# [Stored data]
-- Begin --

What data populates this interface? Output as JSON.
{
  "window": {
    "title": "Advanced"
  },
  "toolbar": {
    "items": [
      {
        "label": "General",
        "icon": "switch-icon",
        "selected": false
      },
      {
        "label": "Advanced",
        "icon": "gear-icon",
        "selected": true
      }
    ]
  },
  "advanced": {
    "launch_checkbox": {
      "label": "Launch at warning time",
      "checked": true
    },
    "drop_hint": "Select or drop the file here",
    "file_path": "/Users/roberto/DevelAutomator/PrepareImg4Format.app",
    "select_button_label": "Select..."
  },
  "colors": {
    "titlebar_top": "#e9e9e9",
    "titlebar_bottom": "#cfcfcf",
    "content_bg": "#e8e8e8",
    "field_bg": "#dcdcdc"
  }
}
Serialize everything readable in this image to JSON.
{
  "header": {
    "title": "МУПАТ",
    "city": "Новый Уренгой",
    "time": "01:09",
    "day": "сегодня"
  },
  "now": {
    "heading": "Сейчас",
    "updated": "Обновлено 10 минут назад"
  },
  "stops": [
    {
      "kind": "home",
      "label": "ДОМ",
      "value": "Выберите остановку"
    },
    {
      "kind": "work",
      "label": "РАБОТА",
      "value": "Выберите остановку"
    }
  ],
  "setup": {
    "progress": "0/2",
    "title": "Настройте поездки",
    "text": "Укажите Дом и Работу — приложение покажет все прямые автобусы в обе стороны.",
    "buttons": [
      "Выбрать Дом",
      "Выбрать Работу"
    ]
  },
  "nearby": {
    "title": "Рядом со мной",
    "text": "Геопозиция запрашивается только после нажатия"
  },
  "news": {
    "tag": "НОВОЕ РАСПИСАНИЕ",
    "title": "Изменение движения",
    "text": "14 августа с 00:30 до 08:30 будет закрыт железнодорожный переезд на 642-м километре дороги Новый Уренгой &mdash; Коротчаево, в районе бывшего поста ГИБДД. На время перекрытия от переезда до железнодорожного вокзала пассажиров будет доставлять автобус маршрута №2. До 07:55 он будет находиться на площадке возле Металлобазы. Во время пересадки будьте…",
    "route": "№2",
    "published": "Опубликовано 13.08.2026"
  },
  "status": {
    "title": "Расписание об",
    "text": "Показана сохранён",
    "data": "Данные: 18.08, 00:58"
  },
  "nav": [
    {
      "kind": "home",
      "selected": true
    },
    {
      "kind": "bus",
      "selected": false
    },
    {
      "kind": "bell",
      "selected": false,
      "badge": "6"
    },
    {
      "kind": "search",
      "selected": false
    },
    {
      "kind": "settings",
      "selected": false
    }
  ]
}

-- End --

# [REQUIREMENTS]
All of the lines above must be returned exactly.

# [FINAL RESULT]
What data populates this interface? Output as JSON.
{
  "window": {
    "title": "Advanced"
  },
  "toolbar": {
    "items": [
      {
        "label": "General",
        "icon": "switch-icon",
        "selected": false
      },
      {
        "label": "Advanced",
        "icon": "gear-icon",
        "selected": true
      }
    ]
  },
  "advanced": {
    "launch_checkbox": {
      "label": "Launch at warning time",
      "checked": true
    },
    "drop_hint": "Select or drop the file here",
    "file_path": "/Users/roberto/DevelAutomator/PrepareImg4Format.app",
    "select_button_label": "Select..."
  },
  "colors": {
    "titlebar_top": "#e9e9e9",
    "titlebar_bottom": "#cfcfcf",
    "content_bg": "#e8e8e8",
    "field_bg": "#dcdcdc"
  }
}
Serialize everything readable in this image to JSON.
{
  "header": {
    "title": "МУПАТ",
    "city": "Новый Уренгой",
    "time": "01:09",
    "day": "сегодня"
  },
  "now": {
    "heading": "Сейчас",
    "updated": "Обновлено 10 минут назад"
  },
  "stops": [
    {
      "kind": "home",
      "label": "ДОМ",
      "value": "Выберите остановку"
    },
    {
      "kind": "work",
      "label": "РАБОТА",
      "value": "Выберите остановку"
    }
  ],
  "setup": {
    "progress": "0/2",
    "title": "Настройте поездки",
    "text": "Укажите Дом и Работу — приложение покажет все прямые автобусы в обе стороны.",
    "buttons": [
      "Выбрать Дом",
      "Выбрать Работу"
    ]
  },
  "nearby": {
    "title": "Рядом со мной",
    "text": "Геопозиция запрашивается только после нажатия"
  },
  "news": {
    "tag": "НОВОЕ РАСПИСАНИЕ",
    "title": "Изменение движения",
    "text": "14 августа с 00:30 до 08:30 будет закрыт железнодорожный переезд на 642-м километре дороги Новый Уренгой &mdash; Коротчаево, в районе бывшего поста ГИБДД. На время перекрытия от переезда до железнодорожного вокзала пассажиров будет доставлять автобус маршрута №2. До 07:55 он будет находиться на площадке возле Металлобазы. Во время пересадки будьте…",
    "route": "№2",
    "published": "Опубликовано 13.08.2026"
  },
  "status": {
    "title": "Расписание об",
    "text": "Показана сохранён",
    "data": "Данные: 18.08, 00:58"
  },
  "nav": [
    {
      "kind": "home",
      "selected": true
    },
    {
      "kind": "bus",
      "selected": false
    },
    {
      "kind": "bell",
      "selected": false,
      "badge": "6"
    },
    {
      "kind": "search",
      "selected": false
    },
    {
      "kind": "settings",
      "selected": false
    }
  ]
}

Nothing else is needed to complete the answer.